> What is needed
Copy each line that holds "current".

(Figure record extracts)
★ ★ ★ ★
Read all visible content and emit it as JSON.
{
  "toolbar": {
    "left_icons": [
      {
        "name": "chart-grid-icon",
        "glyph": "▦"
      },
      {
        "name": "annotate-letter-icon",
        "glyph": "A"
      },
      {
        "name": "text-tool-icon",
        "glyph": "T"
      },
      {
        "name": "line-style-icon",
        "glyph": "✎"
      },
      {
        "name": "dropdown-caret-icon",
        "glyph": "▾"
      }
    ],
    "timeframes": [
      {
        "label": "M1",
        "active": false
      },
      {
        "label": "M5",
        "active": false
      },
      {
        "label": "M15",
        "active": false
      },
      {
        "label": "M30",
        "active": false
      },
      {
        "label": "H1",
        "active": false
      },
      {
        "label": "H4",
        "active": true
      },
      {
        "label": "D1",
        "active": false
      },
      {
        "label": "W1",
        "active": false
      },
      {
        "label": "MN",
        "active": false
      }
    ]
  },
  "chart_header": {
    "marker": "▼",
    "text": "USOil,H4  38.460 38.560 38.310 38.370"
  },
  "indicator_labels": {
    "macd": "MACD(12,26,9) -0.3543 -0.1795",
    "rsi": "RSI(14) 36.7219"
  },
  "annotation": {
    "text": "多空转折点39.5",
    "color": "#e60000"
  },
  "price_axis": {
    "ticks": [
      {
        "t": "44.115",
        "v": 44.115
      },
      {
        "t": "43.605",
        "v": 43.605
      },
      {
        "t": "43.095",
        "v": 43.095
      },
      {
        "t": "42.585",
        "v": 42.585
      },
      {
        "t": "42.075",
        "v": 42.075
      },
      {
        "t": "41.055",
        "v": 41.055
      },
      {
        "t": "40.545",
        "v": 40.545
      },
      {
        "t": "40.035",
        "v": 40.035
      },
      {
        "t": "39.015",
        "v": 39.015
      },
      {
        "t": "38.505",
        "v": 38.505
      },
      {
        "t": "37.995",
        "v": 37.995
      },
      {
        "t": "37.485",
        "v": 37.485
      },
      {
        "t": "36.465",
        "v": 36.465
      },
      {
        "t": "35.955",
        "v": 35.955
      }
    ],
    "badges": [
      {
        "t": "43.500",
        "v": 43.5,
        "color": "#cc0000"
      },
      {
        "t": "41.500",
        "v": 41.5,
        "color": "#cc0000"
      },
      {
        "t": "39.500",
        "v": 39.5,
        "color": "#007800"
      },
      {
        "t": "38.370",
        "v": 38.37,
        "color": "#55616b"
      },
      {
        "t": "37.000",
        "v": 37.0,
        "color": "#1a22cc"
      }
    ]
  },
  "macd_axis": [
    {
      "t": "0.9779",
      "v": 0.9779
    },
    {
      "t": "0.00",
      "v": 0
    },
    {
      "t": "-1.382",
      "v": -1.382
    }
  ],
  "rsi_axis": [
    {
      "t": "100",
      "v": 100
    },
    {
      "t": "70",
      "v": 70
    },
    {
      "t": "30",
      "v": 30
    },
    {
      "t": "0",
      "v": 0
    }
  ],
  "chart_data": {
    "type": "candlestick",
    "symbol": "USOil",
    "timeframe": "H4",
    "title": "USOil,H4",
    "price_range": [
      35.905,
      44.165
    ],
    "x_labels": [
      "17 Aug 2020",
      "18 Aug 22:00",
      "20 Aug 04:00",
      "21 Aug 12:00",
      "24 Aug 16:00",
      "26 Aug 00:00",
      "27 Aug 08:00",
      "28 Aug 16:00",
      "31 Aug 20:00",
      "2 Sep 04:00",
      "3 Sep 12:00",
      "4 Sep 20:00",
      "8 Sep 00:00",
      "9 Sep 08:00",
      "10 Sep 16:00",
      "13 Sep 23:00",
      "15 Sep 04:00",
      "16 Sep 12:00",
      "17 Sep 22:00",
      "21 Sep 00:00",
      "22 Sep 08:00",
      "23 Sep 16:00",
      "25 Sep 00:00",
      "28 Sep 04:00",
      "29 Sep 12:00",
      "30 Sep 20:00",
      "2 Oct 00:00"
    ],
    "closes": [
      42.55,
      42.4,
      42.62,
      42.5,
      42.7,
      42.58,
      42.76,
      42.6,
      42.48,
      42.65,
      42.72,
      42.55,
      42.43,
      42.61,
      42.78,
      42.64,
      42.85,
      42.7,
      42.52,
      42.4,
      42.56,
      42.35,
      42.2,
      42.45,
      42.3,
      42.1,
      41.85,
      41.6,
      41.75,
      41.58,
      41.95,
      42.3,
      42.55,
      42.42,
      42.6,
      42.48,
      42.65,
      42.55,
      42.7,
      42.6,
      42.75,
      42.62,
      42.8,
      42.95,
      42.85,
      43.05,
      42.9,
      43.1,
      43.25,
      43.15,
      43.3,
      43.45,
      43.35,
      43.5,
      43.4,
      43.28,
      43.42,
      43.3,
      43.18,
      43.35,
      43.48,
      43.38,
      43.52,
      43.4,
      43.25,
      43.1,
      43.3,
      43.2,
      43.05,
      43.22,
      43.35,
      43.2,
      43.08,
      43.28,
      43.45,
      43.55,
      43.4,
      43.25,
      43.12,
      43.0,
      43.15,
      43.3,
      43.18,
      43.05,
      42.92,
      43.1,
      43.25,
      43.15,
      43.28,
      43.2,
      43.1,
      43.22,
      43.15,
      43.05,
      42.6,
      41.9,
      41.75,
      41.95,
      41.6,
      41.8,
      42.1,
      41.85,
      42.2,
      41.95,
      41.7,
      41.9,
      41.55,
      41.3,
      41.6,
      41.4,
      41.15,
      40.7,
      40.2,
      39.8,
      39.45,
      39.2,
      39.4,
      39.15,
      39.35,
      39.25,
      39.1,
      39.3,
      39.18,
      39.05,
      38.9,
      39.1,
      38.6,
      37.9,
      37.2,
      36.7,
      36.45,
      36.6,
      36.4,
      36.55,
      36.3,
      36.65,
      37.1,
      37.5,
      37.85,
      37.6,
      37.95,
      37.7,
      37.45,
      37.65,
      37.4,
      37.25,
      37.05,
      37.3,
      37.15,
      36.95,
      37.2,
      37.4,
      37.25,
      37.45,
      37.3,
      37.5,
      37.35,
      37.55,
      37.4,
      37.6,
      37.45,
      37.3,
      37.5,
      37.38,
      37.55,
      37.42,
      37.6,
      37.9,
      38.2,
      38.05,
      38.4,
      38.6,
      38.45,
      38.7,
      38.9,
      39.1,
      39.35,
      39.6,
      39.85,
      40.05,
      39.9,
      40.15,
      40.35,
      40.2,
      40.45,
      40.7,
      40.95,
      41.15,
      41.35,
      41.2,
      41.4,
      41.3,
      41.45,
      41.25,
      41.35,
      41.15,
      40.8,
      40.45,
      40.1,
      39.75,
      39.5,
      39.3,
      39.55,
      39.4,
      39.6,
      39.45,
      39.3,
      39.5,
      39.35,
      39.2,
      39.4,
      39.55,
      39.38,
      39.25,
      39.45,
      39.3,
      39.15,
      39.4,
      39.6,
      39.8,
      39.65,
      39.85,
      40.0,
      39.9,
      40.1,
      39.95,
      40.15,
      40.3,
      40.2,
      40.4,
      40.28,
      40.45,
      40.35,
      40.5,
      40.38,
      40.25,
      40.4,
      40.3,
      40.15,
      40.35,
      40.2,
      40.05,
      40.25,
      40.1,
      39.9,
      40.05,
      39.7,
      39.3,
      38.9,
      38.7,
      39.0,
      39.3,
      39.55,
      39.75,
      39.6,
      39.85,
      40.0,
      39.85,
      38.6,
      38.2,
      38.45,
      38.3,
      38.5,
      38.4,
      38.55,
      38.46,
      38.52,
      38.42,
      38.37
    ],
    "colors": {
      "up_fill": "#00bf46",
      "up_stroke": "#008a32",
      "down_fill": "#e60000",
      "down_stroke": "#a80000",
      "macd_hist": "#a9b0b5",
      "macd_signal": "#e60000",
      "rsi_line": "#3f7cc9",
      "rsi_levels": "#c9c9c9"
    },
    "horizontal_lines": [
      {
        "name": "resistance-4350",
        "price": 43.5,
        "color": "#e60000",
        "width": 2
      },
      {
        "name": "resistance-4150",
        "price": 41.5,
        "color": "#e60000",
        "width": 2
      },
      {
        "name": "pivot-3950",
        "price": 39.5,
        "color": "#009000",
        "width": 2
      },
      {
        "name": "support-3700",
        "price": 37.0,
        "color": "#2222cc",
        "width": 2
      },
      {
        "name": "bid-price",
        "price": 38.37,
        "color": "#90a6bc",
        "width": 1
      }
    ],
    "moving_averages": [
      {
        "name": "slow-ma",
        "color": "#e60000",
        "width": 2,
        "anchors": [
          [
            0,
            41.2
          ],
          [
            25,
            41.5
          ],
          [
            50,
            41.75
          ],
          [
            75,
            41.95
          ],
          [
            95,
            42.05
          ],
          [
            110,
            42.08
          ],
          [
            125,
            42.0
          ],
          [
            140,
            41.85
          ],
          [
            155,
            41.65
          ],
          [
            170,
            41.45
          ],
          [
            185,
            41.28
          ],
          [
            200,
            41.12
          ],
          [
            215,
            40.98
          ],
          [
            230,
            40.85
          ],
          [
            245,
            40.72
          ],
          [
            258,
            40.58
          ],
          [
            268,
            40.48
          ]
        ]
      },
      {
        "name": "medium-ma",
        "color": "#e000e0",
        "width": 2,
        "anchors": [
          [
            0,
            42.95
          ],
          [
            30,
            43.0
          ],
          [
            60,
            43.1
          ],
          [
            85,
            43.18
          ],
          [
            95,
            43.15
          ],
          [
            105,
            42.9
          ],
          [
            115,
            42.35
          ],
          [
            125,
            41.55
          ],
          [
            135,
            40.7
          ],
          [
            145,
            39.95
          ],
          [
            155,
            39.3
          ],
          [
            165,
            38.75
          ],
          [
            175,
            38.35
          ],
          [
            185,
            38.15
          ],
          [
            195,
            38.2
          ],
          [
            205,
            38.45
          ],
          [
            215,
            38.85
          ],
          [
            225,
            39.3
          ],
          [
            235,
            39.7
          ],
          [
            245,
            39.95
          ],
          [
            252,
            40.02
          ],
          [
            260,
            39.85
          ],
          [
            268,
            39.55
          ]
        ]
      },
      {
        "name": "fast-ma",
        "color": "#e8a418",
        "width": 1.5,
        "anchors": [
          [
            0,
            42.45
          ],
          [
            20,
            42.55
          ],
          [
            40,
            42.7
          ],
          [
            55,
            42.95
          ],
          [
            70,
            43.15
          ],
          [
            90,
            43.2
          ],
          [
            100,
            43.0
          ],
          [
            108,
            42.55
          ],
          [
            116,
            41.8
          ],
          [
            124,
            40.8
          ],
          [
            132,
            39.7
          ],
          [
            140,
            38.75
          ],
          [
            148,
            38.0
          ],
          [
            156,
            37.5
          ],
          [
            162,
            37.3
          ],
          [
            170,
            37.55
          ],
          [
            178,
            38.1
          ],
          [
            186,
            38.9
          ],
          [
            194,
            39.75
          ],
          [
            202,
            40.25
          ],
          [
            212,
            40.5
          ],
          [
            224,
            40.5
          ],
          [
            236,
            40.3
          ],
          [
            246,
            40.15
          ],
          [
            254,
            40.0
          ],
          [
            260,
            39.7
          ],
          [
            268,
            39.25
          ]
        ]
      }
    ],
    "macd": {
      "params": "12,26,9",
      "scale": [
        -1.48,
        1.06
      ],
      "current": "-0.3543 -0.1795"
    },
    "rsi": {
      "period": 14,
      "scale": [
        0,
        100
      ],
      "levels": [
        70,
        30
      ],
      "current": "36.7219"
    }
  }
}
★ ★ ★ ★
> Solution below
      "current": "-0.3543 -0.1795"
      "current": "36.7219"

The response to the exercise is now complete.